▶ [Aim of the exercise]: Identify the lines that contain the word "Installation" and copy each one.

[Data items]
════════════════

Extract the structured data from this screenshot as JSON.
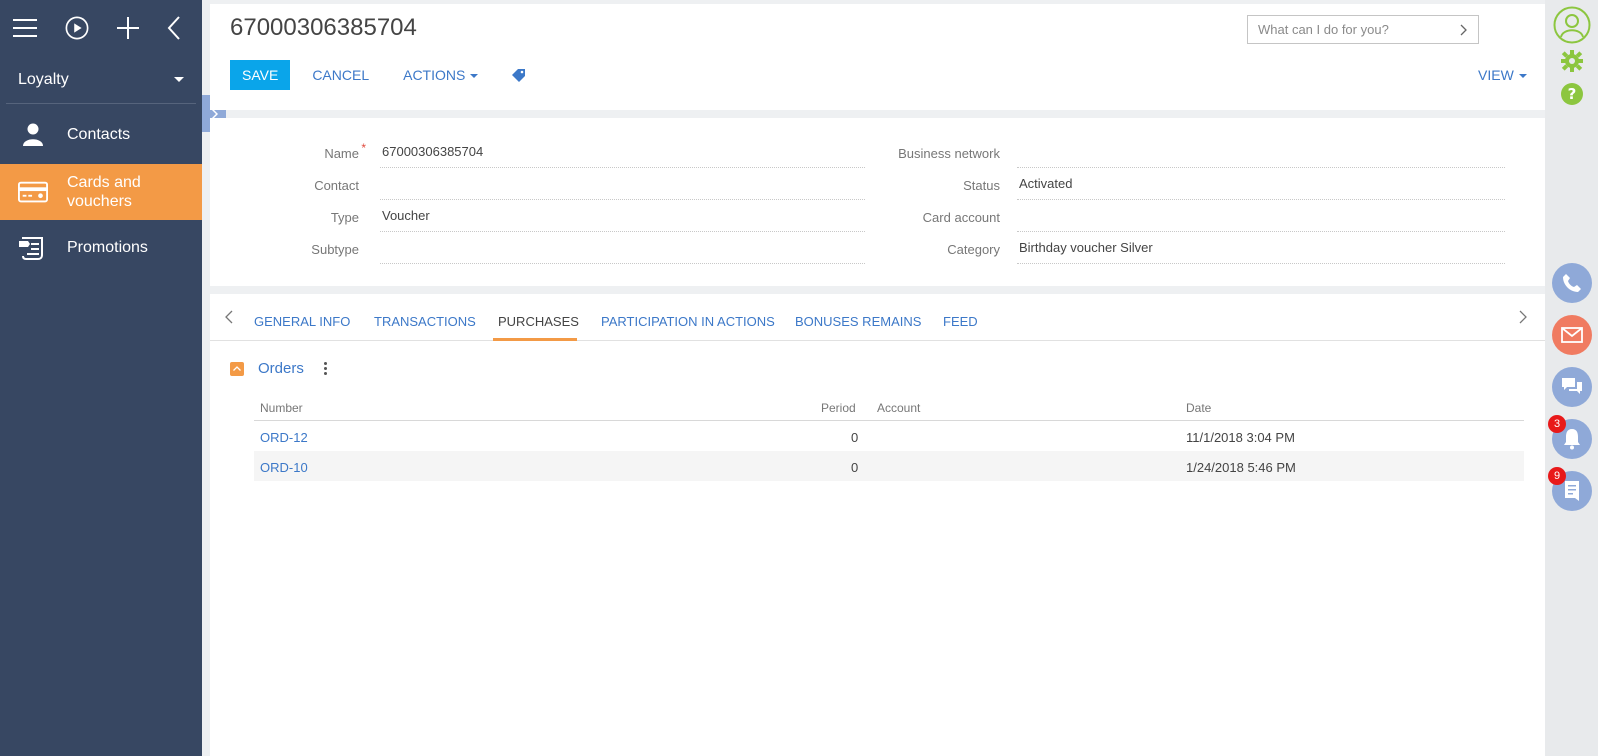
{
  "sidebar": {
    "section": "Loyalty",
    "items": [
      {
        "label": "Contacts"
      },
      {
        "label": "Cards and vouchers"
      },
      {
        "label": "Promotions"
      }
    ]
  },
  "header": {
    "title": "67000306385704",
    "search_placeholder": "What can I do for you?",
    "save_label": "SAVE",
    "cancel_label": "CANCEL",
    "actions_label": "ACTIONS",
    "view_label": "VIEW"
  },
  "fields": {
    "name_label": "Name",
    "name_value": "67000306385704",
    "contact_label": "Contact",
    "contact_value": "",
    "type_label": "Type",
    "type_value": "Voucher",
    "subtype_label": "Subtype",
    "subtype_value": "",
    "business_network_label": "Business network",
    "business_network_value": "",
    "status_label": "Status",
    "status_value": "Activated",
    "card_account_label": "Card account",
    "card_account_value": "",
    "category_label": "Category",
    "category_value": "Birthday voucher Silver"
  },
  "tabs": [
    {
      "label": "GENERAL INFO"
    },
    {
      "label": "TRANSACTIONS"
    },
    {
      "label": "PURCHASES"
    },
    {
      "label": "PARTICIPATION IN ACTIONS"
    },
    {
      "label": "BONUSES REMAINS"
    },
    {
      "label": "FEED"
    }
  ],
  "orders": {
    "title": "Orders",
    "columns": [
      "Number",
      "Period",
      "Account",
      "Date"
    ],
    "rows": [
      {
        "number": "ORD-12",
        "period": "0",
        "account": "",
        "date": "11/1/2018 3:04 PM"
      },
      {
        "number": "ORD-10",
        "period": "0",
        "account": "",
        "date": "1/24/2018 5:46 PM"
      }
    ]
  },
  "rightbar": {
    "notifications_count": "3",
    "feed_count": "9"
  },
  "colors": {
    "sidebar_bg": "#374762",
    "active_item": "#f39a46",
    "save_button": "#0aa5ea",
    "link_blue": "#3c78c8",
    "phone": "#8fa9d8",
    "email": "#f07b61",
    "badge": "#e8191a",
    "settings_green": "#8cc63f"
  }
}
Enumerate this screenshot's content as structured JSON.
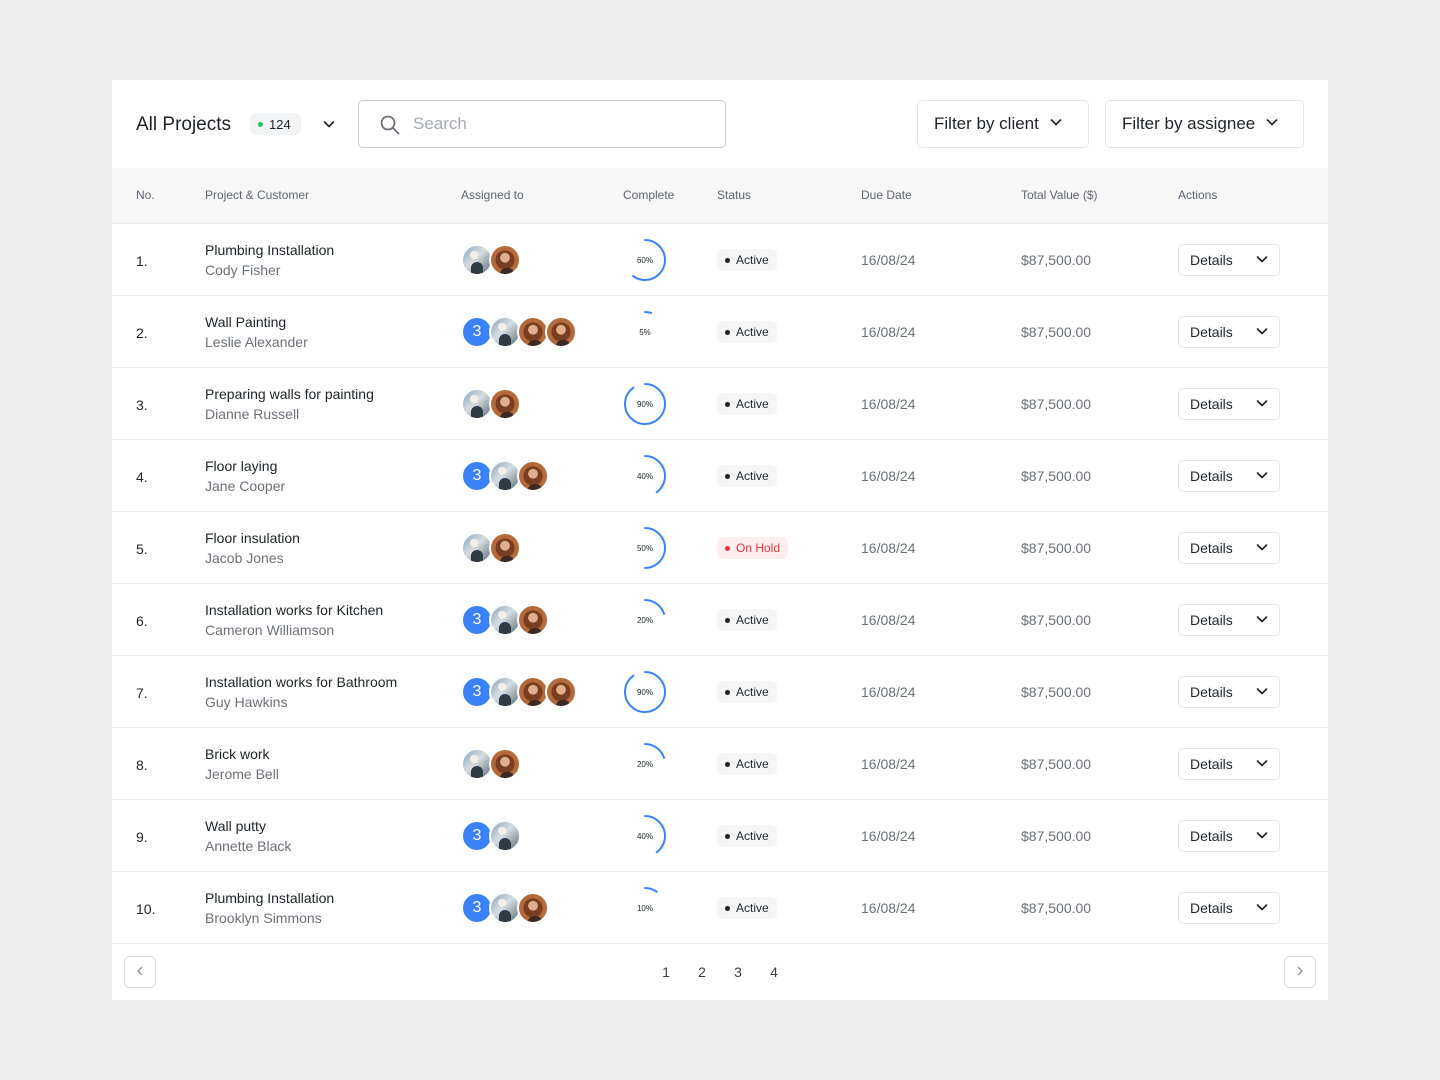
{
  "header": {
    "title": "All Projects",
    "count": "124",
    "count_dot_color": "#22c55e",
    "search": {
      "placeholder": "Search",
      "value": ""
    },
    "filter_client_label": "Filter by client",
    "filter_assignee_label": "Filter by assignee"
  },
  "table": {
    "columns": [
      "No.",
      "Project & Customer",
      "Assigned to",
      "Complete",
      "Status",
      "Due Date",
      "Total Value ($)",
      "Actions"
    ],
    "rows": [
      {
        "no": "1.",
        "project": "Plumbing Installation",
        "customer": "Cody Fisher",
        "extra_count": "",
        "avatars": [
          "photo-a",
          "photo-b"
        ],
        "complete": 60,
        "complete_label": "60%",
        "status": "Active",
        "due": "16/08/24",
        "value": "$87,500.00",
        "action": "Details"
      },
      {
        "no": "2.",
        "project": "Wall Painting",
        "customer": "Leslie Alexander",
        "extra_count": "3",
        "avatars": [
          "photo-a",
          "photo-b",
          "photo-b"
        ],
        "complete": 5,
        "complete_label": "5%",
        "status": "Active",
        "due": "16/08/24",
        "value": "$87,500.00",
        "action": "Details"
      },
      {
        "no": "3.",
        "project": "Preparing walls for painting",
        "customer": "Dianne Russell",
        "extra_count": "",
        "avatars": [
          "photo-a",
          "photo-b"
        ],
        "complete": 90,
        "complete_label": "90%",
        "status": "Active",
        "due": "16/08/24",
        "value": "$87,500.00",
        "action": "Details"
      },
      {
        "no": "4.",
        "project": "Floor laying",
        "customer": "Jane Cooper",
        "extra_count": "3",
        "avatars": [
          "photo-a",
          "photo-b"
        ],
        "complete": 40,
        "complete_label": "40%",
        "status": "Active",
        "due": "16/08/24",
        "value": "$87,500.00",
        "action": "Details"
      },
      {
        "no": "5.",
        "project": "Floor insulation",
        "customer": "Jacob Jones",
        "extra_count": "",
        "avatars": [
          "photo-a",
          "photo-b"
        ],
        "complete": 50,
        "complete_label": "50%",
        "status": "On Hold",
        "due": "16/08/24",
        "value": "$87,500.00",
        "action": "Details"
      },
      {
        "no": "6.",
        "project": "Installation works for Kitchen",
        "customer": "Cameron Williamson",
        "extra_count": "3",
        "avatars": [
          "photo-a",
          "photo-b"
        ],
        "complete": 20,
        "complete_label": "20%",
        "status": "Active",
        "due": "16/08/24",
        "value": "$87,500.00",
        "action": "Details"
      },
      {
        "no": "7.",
        "project": "Installation works for Bathroom",
        "customer": "Guy Hawkins",
        "extra_count": "3",
        "avatars": [
          "photo-a",
          "photo-b",
          "photo-b"
        ],
        "complete": 90,
        "complete_label": "90%",
        "status": "Active",
        "due": "16/08/24",
        "value": "$87,500.00",
        "action": "Details"
      },
      {
        "no": "8.",
        "project": "Brick work",
        "customer": "Jerome Bell",
        "extra_count": "",
        "avatars": [
          "photo-a",
          "photo-b"
        ],
        "complete": 20,
        "complete_label": "20%",
        "status": "Active",
        "due": "16/08/24",
        "value": "$87,500.00",
        "action": "Details"
      },
      {
        "no": "9.",
        "project": "Wall putty",
        "customer": "Annette Black",
        "extra_count": "3",
        "avatars": [
          "photo-a"
        ],
        "complete": 40,
        "complete_label": "40%",
        "status": "Active",
        "due": "16/08/24",
        "value": "$87,500.00",
        "action": "Details"
      },
      {
        "no": "10.",
        "project": "Plumbing Installation",
        "customer": "Brooklyn Simmons",
        "extra_count": "3",
        "avatars": [
          "photo-a",
          "photo-b"
        ],
        "complete": 10,
        "complete_label": "10%",
        "status": "Active",
        "due": "16/08/24",
        "value": "$87,500.00",
        "action": "Details"
      }
    ]
  },
  "pagination": {
    "pages": [
      "1",
      "2",
      "3",
      "4"
    ]
  },
  "colors": {
    "progress_arc": "#3b82f6",
    "avatar_count_bg": "#3b82f6",
    "status_hold_text": "#e0383e",
    "status_hold_bg": "#fdecec"
  },
  "icons": {
    "title_dropdown": "chevron-down-icon",
    "search": "search-icon",
    "filter": "chevron-down-icon",
    "details": "chevron-down-icon",
    "prev": "chevron-left-icon",
    "next": "chevron-right-icon"
  }
}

════════════════

▶ [Written solution]:
        "project": "Plumbing Installation",
        "project": "Installation works for Kitchen",
        "project": "Installation works for Bathroom",
        "project": "Plumbing Installation",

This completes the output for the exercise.